→ **Written exercise**
Beginning at the line containing "Transcribe the text in this document.", output every line to the end of the data below exactly as it appears.

→ **Given entries**
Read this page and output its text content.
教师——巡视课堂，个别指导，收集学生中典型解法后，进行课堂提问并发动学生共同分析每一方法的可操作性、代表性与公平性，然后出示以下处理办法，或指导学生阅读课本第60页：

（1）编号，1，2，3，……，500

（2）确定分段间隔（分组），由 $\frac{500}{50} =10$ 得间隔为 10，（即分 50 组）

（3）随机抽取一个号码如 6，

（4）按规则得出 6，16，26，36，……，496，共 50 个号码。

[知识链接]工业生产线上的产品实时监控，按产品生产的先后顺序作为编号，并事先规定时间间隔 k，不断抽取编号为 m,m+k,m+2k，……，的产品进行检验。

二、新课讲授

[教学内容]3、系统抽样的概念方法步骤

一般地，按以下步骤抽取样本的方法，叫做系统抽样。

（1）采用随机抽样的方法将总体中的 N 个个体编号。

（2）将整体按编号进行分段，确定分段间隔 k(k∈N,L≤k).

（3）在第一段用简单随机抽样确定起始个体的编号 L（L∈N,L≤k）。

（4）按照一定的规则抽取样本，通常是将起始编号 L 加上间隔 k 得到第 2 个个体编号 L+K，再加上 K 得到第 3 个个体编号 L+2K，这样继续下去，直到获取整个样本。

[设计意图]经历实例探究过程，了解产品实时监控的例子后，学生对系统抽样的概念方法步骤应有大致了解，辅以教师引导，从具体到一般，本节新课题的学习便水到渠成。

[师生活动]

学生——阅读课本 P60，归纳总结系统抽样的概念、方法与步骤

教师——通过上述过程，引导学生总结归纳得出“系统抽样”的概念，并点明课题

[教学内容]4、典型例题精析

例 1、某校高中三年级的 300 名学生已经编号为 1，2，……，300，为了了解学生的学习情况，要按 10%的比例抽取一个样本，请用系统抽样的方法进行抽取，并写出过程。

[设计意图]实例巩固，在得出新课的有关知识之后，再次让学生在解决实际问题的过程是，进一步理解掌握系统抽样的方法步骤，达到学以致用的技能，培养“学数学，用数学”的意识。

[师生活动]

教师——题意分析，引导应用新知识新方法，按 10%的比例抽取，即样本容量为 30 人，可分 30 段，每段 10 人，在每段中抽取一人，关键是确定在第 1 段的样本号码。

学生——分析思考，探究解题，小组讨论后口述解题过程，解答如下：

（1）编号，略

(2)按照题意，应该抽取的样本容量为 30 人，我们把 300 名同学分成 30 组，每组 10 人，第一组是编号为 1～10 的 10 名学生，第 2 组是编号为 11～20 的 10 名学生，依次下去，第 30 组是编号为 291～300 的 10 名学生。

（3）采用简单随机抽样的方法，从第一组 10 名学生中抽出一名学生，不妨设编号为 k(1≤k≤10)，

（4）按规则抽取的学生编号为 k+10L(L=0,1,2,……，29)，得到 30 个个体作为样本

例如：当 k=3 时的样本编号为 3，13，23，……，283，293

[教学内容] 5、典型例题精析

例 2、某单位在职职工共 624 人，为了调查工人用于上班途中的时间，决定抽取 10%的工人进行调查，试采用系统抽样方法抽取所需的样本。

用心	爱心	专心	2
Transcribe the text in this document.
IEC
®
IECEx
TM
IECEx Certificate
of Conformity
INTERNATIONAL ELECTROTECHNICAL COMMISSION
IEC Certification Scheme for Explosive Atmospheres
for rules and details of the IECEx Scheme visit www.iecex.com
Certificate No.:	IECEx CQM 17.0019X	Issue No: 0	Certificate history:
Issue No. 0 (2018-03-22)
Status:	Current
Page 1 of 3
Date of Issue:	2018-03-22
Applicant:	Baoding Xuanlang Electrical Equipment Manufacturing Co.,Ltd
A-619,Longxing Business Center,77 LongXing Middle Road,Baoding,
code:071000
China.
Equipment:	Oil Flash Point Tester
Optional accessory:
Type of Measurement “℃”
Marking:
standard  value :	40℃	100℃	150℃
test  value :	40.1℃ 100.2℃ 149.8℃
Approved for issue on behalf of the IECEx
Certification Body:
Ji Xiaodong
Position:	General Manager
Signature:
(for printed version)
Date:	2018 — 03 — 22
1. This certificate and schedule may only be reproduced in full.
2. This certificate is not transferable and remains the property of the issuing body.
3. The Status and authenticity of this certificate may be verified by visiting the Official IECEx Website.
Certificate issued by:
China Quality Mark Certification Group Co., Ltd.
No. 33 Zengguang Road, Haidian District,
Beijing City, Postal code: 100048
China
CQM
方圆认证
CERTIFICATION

→ **Result of this exercise**
Transcribe the text in this document.
IEC
®
IECEx
TM
IECEx Certificate
of Conformity
INTERNATIONAL ELECTROTECHNICAL COMMISSION
IEC Certification Scheme for Explosive Atmospheres
for rules and details of the IECEx Scheme visit www.iecex.com
Certificate No.:	IECEx CQM 17.0019X	Issue No: 0	Certificate history:
Issue No. 0 (2018-03-22)
Status:	Current
Page 1 of 3
Date of Issue:	2018-03-22
Applicant:	Baoding Xuanlang Electrical Equipment Manufacturing Co.,Ltd
A-619,Longxing Business Center,77 LongXing Middle Road,Baoding,
code:071000
China.
Equipment:	Oil Flash Point Tester
Optional accessory:
Type of Measurement “℃”
Marking:
standard  value :	40℃	100℃	150℃
test  value :	40.1℃ 100.2℃ 149.8℃
Approved for issue on behalf of the IECEx
Certification Body:
Ji Xiaodong
Position:	General Manager
Signature:
(for printed version)
Date:	2018 — 03 — 22
1. This certificate and schedule may only be reproduced in full.
2. This certificate is not transferable and remains the property of the issuing body.
3. The Status and authenticity of this certificate may be verified by visiting the Official IECEx Website.
Certificate issued by:
China Quality Mark Certification Group Co., Ltd.
No. 33 Zengguang Road, Haidian District,
Beijing City, Postal code: 100048
China
CQM
方圆认证
CERTIFICATION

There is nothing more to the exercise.